*TASK TO COMPLETE*. Give the number of lines containing "chất" in this listing, with no other words.

[Dataset records]
===

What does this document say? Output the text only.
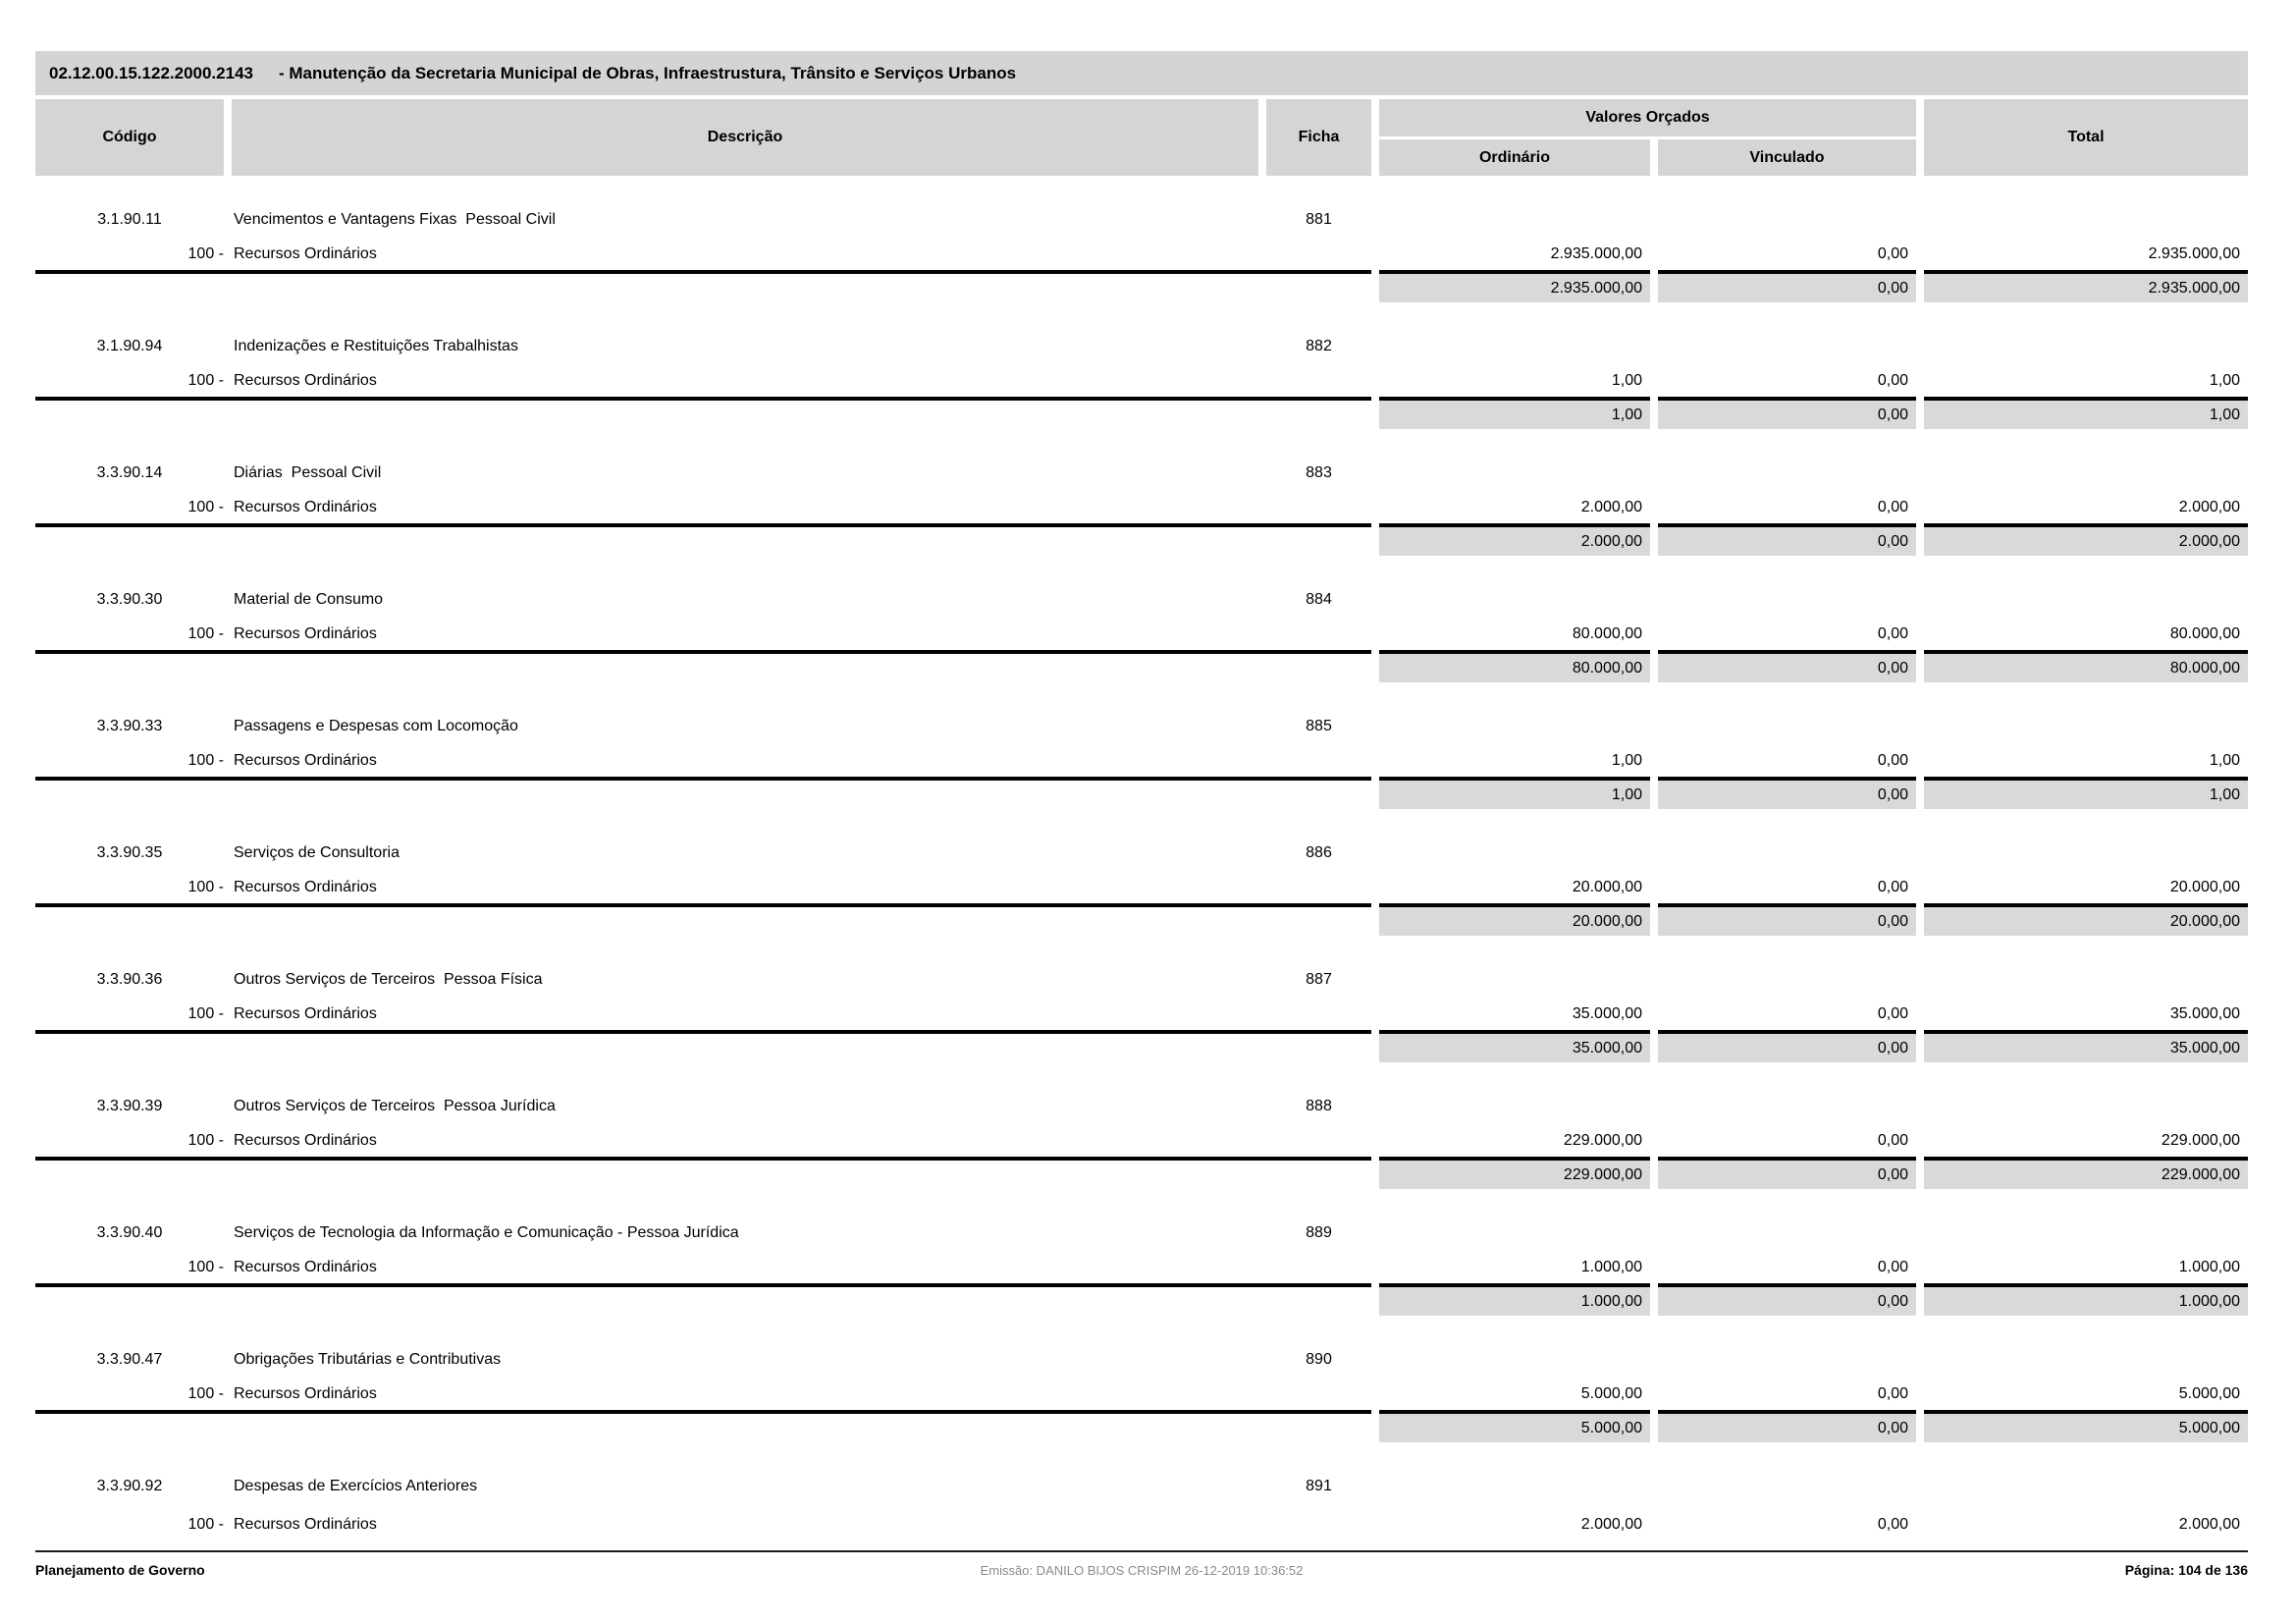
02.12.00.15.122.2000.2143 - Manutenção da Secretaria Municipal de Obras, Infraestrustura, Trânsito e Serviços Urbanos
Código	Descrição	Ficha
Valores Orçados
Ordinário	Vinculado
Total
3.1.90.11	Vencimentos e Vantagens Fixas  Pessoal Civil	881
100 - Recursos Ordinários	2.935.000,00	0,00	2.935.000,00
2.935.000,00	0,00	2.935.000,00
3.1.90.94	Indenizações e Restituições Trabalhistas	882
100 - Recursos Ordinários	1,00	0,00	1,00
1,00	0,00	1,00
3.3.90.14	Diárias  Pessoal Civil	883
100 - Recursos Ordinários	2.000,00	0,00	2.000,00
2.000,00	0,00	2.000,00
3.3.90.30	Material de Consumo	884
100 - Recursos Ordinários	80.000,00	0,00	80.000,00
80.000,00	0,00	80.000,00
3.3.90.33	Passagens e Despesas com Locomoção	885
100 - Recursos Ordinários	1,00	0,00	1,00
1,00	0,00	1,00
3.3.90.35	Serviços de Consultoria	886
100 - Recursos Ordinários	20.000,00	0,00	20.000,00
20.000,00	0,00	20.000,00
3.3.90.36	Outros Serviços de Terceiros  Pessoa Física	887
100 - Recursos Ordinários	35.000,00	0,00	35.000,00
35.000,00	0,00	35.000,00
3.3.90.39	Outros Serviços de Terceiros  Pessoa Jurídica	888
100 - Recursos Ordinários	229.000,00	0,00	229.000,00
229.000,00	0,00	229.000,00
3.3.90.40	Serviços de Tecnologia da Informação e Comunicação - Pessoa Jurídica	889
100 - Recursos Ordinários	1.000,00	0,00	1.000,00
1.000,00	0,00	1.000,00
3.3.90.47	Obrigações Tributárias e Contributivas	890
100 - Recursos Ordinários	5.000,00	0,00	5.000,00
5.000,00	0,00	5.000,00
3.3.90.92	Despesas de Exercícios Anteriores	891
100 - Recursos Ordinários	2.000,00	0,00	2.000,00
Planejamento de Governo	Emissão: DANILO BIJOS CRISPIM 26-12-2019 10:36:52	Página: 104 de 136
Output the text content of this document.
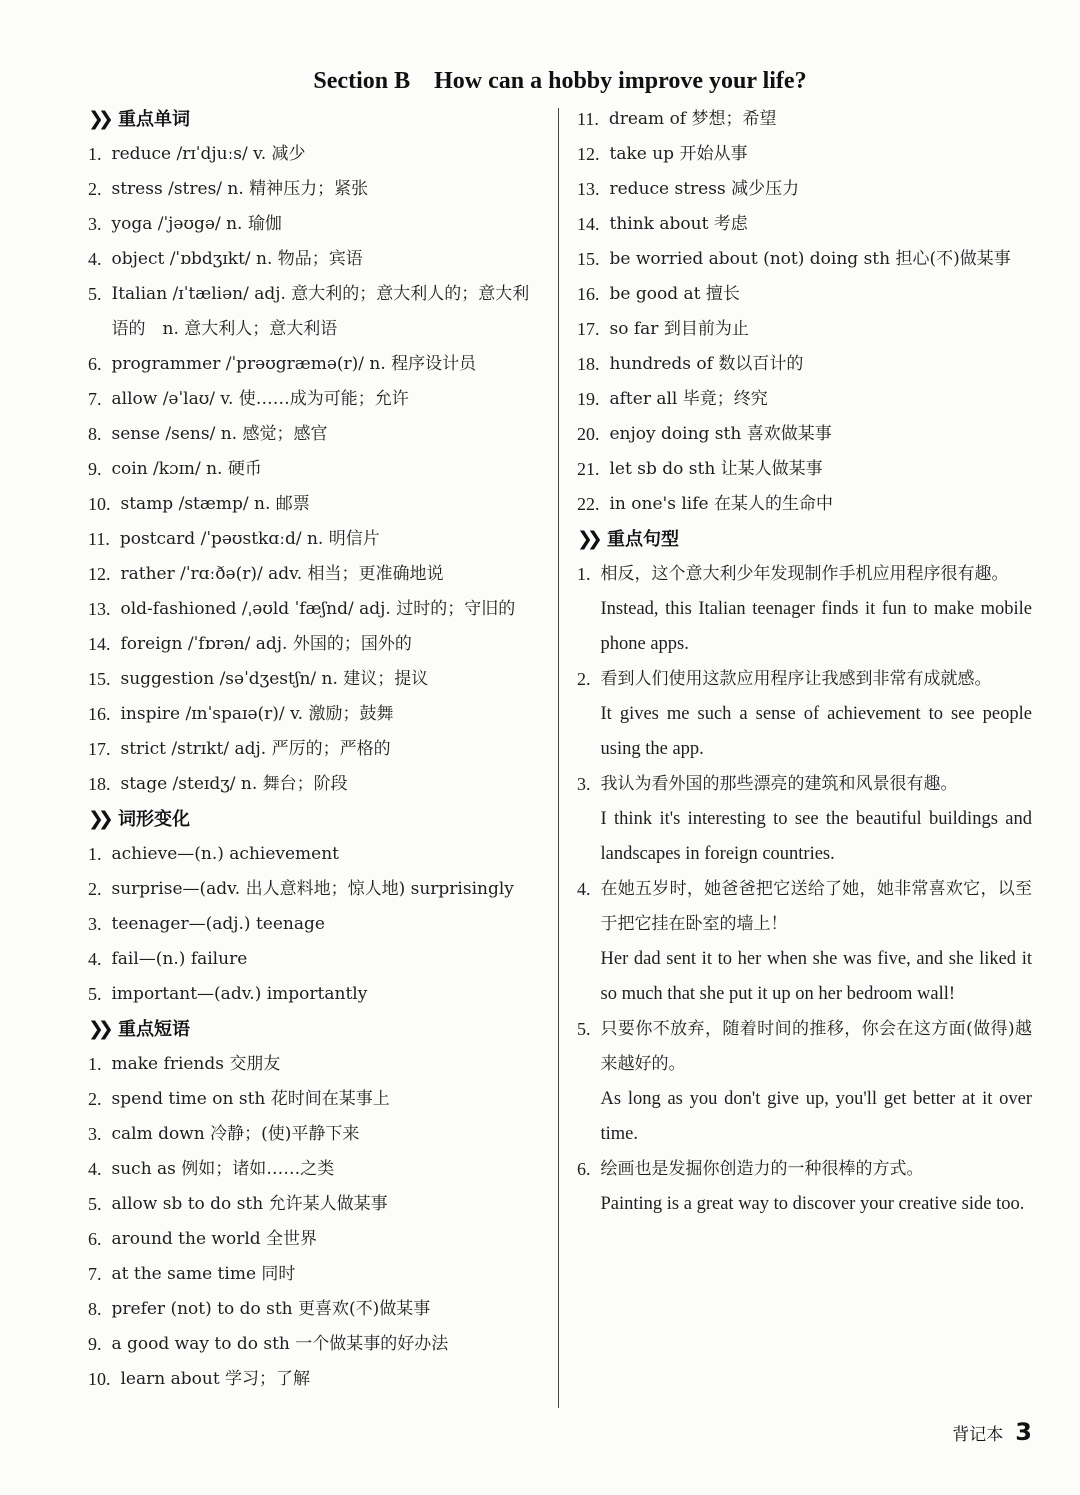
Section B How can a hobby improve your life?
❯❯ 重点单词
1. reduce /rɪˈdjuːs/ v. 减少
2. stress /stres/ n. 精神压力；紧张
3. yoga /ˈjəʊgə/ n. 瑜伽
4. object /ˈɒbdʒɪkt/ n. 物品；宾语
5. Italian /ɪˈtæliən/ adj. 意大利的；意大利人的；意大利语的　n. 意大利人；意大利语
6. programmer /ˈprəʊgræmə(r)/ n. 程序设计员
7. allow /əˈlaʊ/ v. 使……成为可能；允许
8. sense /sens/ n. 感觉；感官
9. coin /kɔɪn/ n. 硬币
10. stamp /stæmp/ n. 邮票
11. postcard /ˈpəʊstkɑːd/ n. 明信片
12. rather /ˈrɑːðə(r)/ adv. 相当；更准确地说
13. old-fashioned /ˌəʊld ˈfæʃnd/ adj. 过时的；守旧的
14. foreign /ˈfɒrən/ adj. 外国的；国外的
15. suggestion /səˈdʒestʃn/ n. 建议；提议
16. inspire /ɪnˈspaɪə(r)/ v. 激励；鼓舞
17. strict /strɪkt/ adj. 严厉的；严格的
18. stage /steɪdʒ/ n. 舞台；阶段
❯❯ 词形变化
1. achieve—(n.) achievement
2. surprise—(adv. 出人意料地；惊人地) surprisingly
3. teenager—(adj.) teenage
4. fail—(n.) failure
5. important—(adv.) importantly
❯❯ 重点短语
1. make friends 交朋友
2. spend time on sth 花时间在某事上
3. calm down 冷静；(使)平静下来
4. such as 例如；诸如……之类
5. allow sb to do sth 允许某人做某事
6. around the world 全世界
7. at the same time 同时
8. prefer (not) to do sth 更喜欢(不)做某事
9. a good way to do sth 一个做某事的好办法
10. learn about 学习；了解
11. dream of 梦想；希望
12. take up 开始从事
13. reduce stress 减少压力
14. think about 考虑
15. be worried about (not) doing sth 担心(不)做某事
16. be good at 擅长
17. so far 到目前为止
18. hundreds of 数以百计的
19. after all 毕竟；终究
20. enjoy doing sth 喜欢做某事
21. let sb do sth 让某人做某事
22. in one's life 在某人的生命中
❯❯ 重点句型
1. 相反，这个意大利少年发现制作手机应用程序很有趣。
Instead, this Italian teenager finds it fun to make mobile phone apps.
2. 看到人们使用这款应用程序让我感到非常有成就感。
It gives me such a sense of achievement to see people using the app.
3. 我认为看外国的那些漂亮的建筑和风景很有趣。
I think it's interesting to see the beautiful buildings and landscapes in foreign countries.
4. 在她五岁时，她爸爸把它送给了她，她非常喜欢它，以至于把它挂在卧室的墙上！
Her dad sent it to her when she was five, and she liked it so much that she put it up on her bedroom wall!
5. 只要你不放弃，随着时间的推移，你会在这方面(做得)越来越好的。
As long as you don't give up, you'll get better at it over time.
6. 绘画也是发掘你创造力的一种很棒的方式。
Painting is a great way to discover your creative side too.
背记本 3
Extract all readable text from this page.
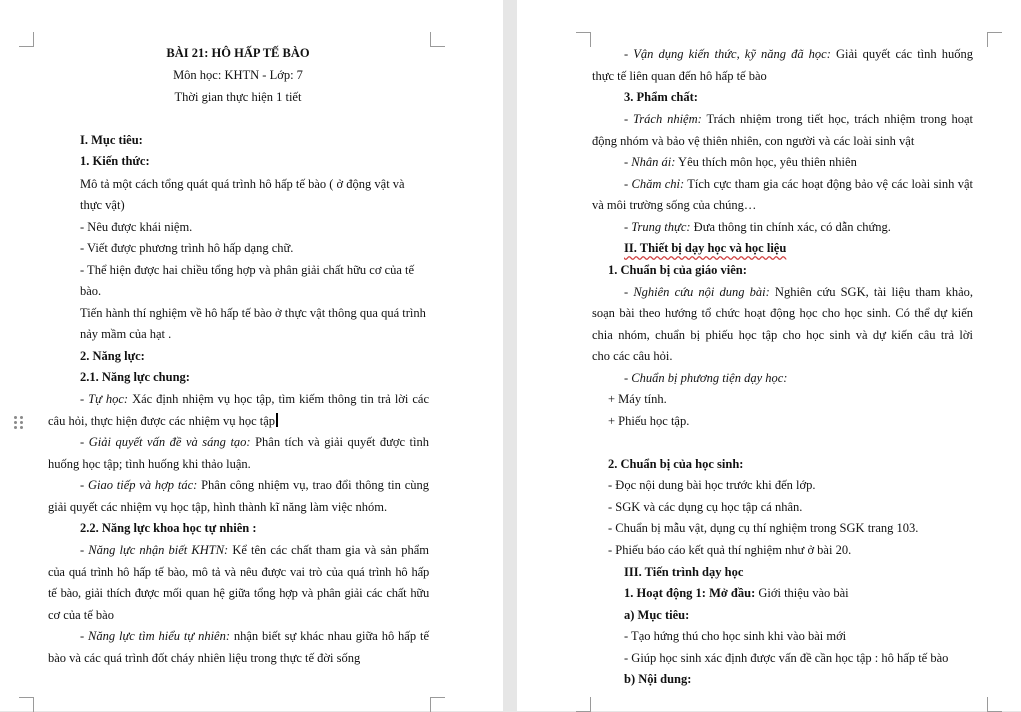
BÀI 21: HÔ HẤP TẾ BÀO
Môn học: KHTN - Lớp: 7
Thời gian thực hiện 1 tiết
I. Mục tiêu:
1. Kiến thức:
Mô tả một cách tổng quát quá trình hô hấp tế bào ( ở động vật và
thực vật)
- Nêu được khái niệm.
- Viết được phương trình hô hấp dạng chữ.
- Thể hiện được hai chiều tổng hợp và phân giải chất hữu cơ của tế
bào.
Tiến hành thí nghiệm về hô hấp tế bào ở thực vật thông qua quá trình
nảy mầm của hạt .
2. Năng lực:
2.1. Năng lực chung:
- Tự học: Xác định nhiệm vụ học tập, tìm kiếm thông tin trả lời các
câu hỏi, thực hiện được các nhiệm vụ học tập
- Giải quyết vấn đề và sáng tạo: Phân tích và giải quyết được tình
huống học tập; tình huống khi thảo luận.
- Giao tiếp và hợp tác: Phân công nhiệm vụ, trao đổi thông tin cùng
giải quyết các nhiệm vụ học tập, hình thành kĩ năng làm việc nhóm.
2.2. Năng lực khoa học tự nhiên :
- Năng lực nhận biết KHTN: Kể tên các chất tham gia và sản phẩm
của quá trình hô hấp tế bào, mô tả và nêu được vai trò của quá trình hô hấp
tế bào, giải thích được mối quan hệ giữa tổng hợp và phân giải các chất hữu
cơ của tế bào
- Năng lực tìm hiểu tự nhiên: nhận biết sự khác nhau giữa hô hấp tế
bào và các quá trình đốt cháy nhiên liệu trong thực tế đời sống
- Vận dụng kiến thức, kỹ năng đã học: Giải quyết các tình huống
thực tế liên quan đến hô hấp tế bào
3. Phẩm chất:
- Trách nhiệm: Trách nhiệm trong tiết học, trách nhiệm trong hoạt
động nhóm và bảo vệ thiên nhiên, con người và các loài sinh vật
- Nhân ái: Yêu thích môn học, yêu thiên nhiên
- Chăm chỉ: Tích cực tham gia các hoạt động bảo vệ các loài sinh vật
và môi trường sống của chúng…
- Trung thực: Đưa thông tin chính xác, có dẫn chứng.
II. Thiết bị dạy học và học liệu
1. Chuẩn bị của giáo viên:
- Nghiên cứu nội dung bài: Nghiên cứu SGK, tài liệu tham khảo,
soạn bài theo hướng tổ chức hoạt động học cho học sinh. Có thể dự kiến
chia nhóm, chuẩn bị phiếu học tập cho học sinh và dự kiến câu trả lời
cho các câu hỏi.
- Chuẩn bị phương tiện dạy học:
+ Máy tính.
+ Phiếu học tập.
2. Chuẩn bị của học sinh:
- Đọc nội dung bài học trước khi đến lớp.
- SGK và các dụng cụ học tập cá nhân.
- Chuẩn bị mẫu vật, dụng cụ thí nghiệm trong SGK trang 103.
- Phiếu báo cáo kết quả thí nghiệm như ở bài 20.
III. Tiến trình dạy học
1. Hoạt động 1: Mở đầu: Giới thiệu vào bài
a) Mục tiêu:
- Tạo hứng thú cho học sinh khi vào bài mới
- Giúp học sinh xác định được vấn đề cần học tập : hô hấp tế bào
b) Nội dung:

===

*EXERCISE ANSWER*. 4